### Data for this exercise

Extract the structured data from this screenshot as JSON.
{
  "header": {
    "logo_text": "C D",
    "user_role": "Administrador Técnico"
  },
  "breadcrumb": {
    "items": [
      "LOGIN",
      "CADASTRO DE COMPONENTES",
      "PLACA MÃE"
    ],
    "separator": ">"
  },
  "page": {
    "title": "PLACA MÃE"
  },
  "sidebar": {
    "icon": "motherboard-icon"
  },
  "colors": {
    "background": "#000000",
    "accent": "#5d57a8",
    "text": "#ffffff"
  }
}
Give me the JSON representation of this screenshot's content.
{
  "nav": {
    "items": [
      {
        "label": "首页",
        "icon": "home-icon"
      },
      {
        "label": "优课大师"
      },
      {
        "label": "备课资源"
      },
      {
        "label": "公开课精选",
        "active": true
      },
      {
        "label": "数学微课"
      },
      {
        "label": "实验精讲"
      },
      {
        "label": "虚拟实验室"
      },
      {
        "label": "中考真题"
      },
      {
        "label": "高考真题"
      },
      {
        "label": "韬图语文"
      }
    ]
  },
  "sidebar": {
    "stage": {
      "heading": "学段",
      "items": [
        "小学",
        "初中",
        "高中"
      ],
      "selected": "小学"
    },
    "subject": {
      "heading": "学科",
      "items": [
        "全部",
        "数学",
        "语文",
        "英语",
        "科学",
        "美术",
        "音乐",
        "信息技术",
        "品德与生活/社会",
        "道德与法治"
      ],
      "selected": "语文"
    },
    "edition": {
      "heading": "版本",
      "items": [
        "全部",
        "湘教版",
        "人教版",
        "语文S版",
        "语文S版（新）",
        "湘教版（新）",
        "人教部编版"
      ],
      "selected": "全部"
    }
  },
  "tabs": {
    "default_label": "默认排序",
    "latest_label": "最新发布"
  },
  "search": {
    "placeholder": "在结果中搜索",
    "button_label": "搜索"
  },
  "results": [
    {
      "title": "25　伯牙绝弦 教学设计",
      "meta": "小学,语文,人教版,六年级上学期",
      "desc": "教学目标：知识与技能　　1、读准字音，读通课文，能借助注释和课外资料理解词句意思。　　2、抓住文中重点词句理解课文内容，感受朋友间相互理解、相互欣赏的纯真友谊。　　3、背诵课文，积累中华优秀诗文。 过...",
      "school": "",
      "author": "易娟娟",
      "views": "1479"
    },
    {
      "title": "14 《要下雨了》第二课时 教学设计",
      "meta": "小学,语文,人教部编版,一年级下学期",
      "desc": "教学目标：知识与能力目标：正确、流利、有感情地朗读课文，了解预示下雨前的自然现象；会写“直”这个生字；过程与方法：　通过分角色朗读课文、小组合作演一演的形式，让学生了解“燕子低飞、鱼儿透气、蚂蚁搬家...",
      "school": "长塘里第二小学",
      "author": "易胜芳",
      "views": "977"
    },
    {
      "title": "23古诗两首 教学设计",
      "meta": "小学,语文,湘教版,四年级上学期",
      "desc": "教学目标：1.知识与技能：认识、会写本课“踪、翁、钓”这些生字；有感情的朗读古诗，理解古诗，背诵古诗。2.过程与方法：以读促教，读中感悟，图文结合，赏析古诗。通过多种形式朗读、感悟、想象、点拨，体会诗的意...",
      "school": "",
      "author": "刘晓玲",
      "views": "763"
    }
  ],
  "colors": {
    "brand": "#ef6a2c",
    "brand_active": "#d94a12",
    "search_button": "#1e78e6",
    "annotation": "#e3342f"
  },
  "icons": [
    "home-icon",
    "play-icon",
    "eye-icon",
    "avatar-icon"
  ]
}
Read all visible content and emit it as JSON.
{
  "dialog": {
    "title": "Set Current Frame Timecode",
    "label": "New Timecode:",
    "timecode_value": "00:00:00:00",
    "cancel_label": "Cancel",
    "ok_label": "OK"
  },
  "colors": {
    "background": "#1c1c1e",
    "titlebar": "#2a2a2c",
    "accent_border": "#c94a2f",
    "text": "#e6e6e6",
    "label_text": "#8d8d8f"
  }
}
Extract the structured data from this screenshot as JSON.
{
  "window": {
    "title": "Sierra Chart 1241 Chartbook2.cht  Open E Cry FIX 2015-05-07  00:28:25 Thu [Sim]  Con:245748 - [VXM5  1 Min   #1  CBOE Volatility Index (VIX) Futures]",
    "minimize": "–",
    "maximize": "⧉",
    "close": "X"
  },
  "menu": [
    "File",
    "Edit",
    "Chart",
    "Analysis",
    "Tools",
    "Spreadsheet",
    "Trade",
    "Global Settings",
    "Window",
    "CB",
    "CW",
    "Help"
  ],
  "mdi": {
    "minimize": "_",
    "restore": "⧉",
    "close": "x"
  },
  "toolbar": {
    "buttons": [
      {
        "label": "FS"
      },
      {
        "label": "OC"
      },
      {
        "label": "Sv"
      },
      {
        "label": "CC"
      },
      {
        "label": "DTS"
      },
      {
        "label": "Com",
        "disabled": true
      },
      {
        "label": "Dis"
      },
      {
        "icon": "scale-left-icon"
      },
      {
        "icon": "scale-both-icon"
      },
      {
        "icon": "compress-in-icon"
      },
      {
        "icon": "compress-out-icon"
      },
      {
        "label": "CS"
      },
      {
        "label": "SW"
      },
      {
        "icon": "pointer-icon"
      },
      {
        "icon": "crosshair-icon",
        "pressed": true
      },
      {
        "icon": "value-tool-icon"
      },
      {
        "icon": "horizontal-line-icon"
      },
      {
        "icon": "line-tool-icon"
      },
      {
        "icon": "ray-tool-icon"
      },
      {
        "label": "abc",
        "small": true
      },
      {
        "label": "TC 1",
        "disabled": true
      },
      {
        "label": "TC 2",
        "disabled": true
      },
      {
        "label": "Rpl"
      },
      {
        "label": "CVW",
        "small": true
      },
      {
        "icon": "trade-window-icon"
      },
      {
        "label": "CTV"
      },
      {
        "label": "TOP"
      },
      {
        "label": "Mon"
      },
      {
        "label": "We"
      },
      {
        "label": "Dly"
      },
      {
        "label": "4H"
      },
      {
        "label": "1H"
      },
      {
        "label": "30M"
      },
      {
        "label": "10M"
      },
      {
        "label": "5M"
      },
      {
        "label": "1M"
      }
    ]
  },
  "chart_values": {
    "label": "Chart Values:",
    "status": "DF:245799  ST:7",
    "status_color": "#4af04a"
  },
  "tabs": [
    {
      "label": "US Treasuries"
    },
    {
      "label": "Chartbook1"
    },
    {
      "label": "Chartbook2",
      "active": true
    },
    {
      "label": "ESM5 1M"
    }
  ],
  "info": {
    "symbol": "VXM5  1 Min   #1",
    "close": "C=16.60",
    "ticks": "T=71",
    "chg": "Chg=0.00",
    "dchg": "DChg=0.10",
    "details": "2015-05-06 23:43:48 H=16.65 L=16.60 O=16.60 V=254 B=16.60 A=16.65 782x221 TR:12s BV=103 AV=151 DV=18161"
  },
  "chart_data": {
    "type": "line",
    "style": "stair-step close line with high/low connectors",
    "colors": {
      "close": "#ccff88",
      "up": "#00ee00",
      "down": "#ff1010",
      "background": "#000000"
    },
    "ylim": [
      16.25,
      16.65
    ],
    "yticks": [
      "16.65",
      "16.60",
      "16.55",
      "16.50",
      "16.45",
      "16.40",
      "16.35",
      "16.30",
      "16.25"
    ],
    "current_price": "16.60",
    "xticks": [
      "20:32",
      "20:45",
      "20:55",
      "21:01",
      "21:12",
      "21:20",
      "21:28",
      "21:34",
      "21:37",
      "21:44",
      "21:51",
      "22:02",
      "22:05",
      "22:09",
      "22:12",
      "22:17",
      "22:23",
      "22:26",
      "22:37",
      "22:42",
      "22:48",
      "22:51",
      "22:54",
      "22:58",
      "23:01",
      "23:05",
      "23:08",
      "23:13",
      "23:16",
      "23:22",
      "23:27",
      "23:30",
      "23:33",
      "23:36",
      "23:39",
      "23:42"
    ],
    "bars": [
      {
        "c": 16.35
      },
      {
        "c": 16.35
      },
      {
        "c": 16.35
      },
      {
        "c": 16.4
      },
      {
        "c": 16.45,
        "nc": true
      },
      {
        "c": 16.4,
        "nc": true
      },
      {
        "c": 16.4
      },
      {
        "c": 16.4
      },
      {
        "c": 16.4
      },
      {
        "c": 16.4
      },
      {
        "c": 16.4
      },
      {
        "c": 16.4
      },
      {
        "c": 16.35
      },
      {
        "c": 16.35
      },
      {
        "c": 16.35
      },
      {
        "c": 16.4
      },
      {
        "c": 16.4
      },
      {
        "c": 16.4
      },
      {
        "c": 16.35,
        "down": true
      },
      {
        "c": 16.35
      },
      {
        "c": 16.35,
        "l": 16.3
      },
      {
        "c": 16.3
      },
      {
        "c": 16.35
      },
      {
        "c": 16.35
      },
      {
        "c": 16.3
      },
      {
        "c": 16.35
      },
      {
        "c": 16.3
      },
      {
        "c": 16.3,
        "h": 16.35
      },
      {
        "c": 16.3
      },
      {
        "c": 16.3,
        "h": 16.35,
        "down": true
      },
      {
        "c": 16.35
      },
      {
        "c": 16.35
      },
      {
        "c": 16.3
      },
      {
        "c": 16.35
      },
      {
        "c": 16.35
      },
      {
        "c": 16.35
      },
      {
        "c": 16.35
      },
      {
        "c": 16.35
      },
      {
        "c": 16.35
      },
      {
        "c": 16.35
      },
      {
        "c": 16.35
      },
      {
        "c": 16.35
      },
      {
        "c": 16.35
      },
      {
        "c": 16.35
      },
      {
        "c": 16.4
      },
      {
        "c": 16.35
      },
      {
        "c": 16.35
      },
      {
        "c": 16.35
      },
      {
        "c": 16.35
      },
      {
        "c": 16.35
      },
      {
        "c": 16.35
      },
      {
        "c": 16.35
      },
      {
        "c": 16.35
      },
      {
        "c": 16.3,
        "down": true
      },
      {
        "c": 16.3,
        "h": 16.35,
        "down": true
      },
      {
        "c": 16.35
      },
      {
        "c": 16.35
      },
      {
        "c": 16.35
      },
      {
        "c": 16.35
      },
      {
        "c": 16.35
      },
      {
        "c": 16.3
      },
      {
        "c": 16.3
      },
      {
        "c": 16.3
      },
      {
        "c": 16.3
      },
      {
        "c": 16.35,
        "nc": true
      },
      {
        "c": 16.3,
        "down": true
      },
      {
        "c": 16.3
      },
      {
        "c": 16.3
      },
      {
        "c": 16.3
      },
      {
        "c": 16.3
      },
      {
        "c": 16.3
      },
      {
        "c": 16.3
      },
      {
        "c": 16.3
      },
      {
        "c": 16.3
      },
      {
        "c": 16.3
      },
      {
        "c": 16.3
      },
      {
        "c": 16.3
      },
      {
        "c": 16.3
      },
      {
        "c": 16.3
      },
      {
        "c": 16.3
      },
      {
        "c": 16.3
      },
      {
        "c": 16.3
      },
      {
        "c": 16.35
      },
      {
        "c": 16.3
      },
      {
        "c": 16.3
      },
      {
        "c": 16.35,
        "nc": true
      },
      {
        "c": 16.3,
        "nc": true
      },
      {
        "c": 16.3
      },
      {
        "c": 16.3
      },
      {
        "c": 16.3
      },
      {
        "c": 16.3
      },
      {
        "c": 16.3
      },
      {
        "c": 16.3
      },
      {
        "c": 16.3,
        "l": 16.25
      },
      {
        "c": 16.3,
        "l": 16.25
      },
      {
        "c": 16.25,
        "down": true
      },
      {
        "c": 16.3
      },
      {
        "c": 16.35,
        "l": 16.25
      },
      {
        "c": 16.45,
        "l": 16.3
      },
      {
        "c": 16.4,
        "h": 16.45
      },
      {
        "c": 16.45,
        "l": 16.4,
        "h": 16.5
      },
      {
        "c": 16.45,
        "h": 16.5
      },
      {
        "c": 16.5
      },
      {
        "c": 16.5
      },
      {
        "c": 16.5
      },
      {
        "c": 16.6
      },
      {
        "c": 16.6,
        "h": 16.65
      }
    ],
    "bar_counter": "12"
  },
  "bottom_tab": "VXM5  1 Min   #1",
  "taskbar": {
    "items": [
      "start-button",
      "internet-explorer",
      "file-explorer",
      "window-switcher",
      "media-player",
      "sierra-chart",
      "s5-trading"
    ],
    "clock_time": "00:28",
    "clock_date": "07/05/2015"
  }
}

### Stated exercise
Which lines above contain the word "desc"? Copy each of them.

### Task response
      "desc": "教学目标：知识与技能　　1、读准字音，读通课文，能借助注释和课外资料理解词句意思。　　2、抓住文中重点词句理解课文内容，感受朋友间相互理解、相互欣赏的纯真友谊。　　3、背诵课文，积累中华优秀诗文。 过...",
      "desc": "教学目标：知识与能力目标：正确、流利、有感情地朗读课文，了解预示下雨前的自然现象；会写“直”这个生字；过程与方法：　通过分角色朗读课文、小组合作演一演的形式，让学生了解“燕子低飞、鱼儿透气、蚂蚁搬家...",
      "desc": "教学目标：1.知识与技能：认识、会写本课“踪、翁、钓”这些生字；有感情的朗读古诗，理解古诗，背诵古诗。2.过程与方法：以读促教，读中感悟，图文结合，赏析古诗。通过多种形式朗读、感悟、想象、点拨，体会诗的意...",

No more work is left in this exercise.